[start]
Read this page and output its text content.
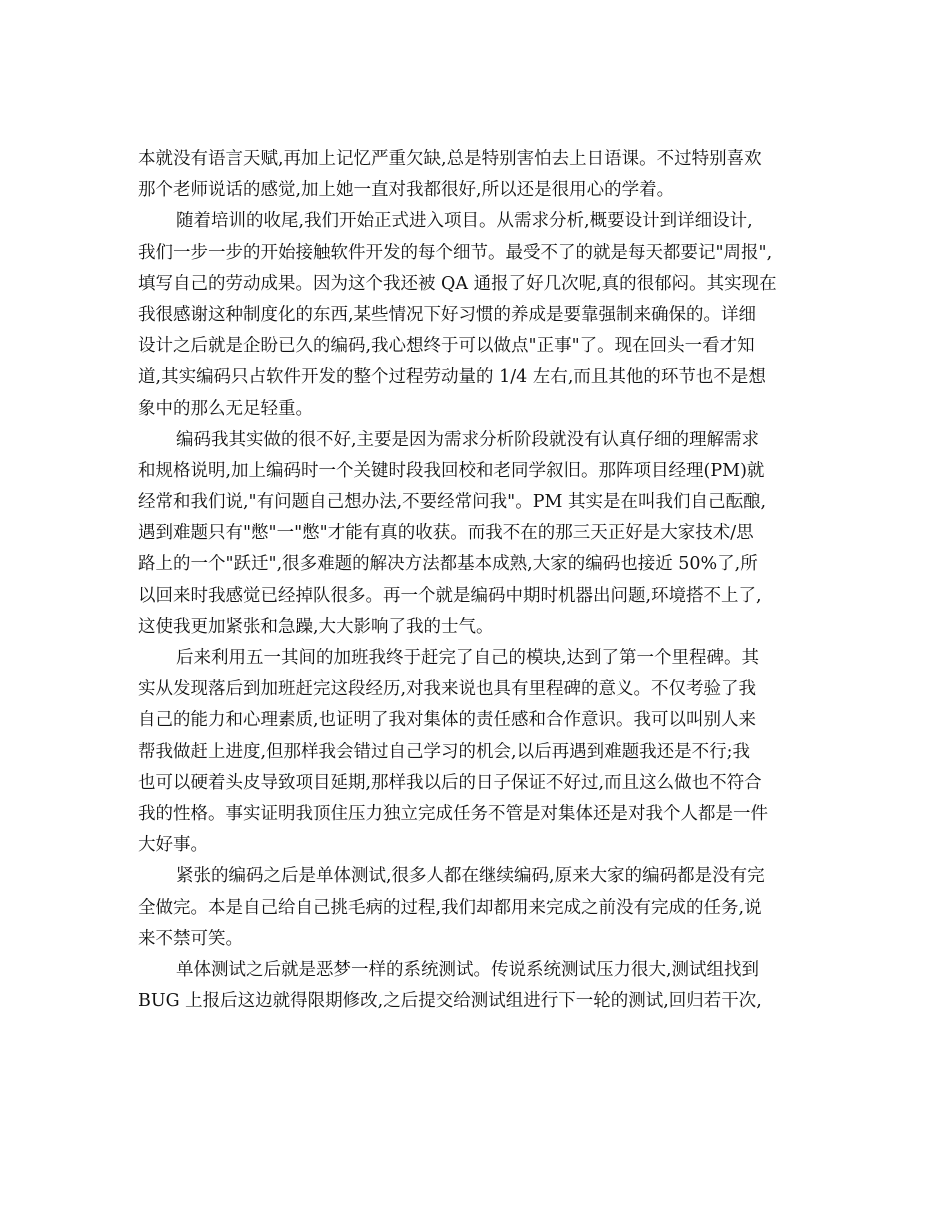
本就没有语言天赋,再加上记忆严重欠缺,总是特别害怕去上日语课。不过特别喜欢
那个老师说话的感觉,加上她一直对我都很好,所以还是很用心的学着。
随着培训的收尾,我们开始正式进入项目。从需求分析,概要设计到详细设计,
我们一步一步的开始接触软件开发的每个细节。最受不了的就是每天都要记"周报",
填写自己的劳动成果。因为这个我还被 QA 通报了好几次呢,真的很郁闷。其实现在
我很感谢这种制度化的东西,某些情况下好习惯的养成是要靠强制来确保的。详细
设计之后就是企盼已久的编码,我心想终于可以做点"正事"了。现在回头一看才知
道,其实编码只占软件开发的整个过程劳动量的 1/4 左右,而且其他的环节也不是想
象中的那么无足轻重。
编码我其实做的很不好,主要是因为需求分析阶段就没有认真仔细的理解需求
和规格说明,加上编码时一个关键时段我回校和老同学叙旧。那阵项目经理(PM)就
经常和我们说,"有问题自己想办法,不要经常问我"。PM 其实是在叫我们自己酝酿,
遇到难题只有"憋"一"憋"才能有真的收获。而我不在的那三天正好是大家技术/思
路上的一个"跃迁",很多难题的解决方法都基本成熟,大家的编码也接近 50%了,所
以回来时我感觉已经掉队很多。再一个就是编码中期时机器出问题,环境搭不上了,
这使我更加紧张和急躁,大大影响了我的士气。
后来利用五一其间的加班我终于赶完了自己的模块,达到了第一个里程碑。其
实从发现落后到加班赶完这段经历,对我来说也具有里程碑的意义。不仅考验了我
自己的能力和心理素质,也证明了我对集体的责任感和合作意识。我可以叫别人来
帮我做赶上进度,但那样我会错过自己学习的机会,以后再遇到难题我还是不行;我
也可以硬着头皮导致项目延期,那样我以后的日子保证不好过,而且这么做也不符合
我的性格。事实证明我顶住压力独立完成任务不管是对集体还是对我个人都是一件
大好事。
紧张的编码之后是单体测试,很多人都在继续编码,原来大家的编码都是没有完
全做完。本是自己给自己挑毛病的过程,我们却都用来完成之前没有完成的任务,说
来不禁可笑。
单体测试之后就是恶梦一样的系统测试。传说系统测试压力很大,测试组找到
BUG 上报后这边就得限期修改,之后提交给测试组进行下一轮的测试,回归若干次,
[end]
*SET TASK:* Reproduce every entry word for word, but skip any pictures.

*FINISHED ANSWER:*
Read this page and output its text content.
本就没有语言天赋,再加上记忆严重欠缺,总是特别害怕去上日语课。不过特别喜欢
那个老师说话的感觉,加上她一直对我都很好,所以还是很用心的学着。
随着培训的收尾,我们开始正式进入项目。从需求分析,概要设计到详细设计,
我们一步一步的开始接触软件开发的每个细节。最受不了的就是每天都要记"周报",
填写自己的劳动成果。因为这个我还被 QA 通报了好几次呢,真的很郁闷。其实现在
我很感谢这种制度化的东西,某些情况下好习惯的养成是要靠强制来确保的。详细
设计之后就是企盼已久的编码,我心想终于可以做点"正事"了。现在回头一看才知
道,其实编码只占软件开发的整个过程劳动量的 1/4 左右,而且其他的环节也不是想
象中的那么无足轻重。
编码我其实做的很不好,主要是因为需求分析阶段就没有认真仔细的理解需求
和规格说明,加上编码时一个关键时段我回校和老同学叙旧。那阵项目经理(PM)就
经常和我们说,"有问题自己想办法,不要经常问我"。PM 其实是在叫我们自己酝酿,
遇到难题只有"憋"一"憋"才能有真的收获。而我不在的那三天正好是大家技术/思
路上的一个"跃迁",很多难题的解决方法都基本成熟,大家的编码也接近 50%了,所
以回来时我感觉已经掉队很多。再一个就是编码中期时机器出问题,环境搭不上了,
这使我更加紧张和急躁,大大影响了我的士气。
后来利用五一其间的加班我终于赶完了自己的模块,达到了第一个里程碑。其
实从发现落后到加班赶完这段经历,对我来说也具有里程碑的意义。不仅考验了我
自己的能力和心理素质,也证明了我对集体的责任感和合作意识。我可以叫别人来
帮我做赶上进度,但那样我会错过自己学习的机会,以后再遇到难题我还是不行;我
也可以硬着头皮导致项目延期,那样我以后的日子保证不好过,而且这么做也不符合
我的性格。事实证明我顶住压力独立完成任务不管是对集体还是对我个人都是一件
大好事。
紧张的编码之后是单体测试,很多人都在继续编码,原来大家的编码都是没有完
全做完。本是自己给自己挑毛病的过程,我们却都用来完成之前没有完成的任务,说
来不禁可笑。
单体测试之后就是恶梦一样的系统测试。传说系统测试压力很大,测试组找到
BUG 上报后这边就得限期修改,之后提交给测试组进行下一轮的测试,回归若干次,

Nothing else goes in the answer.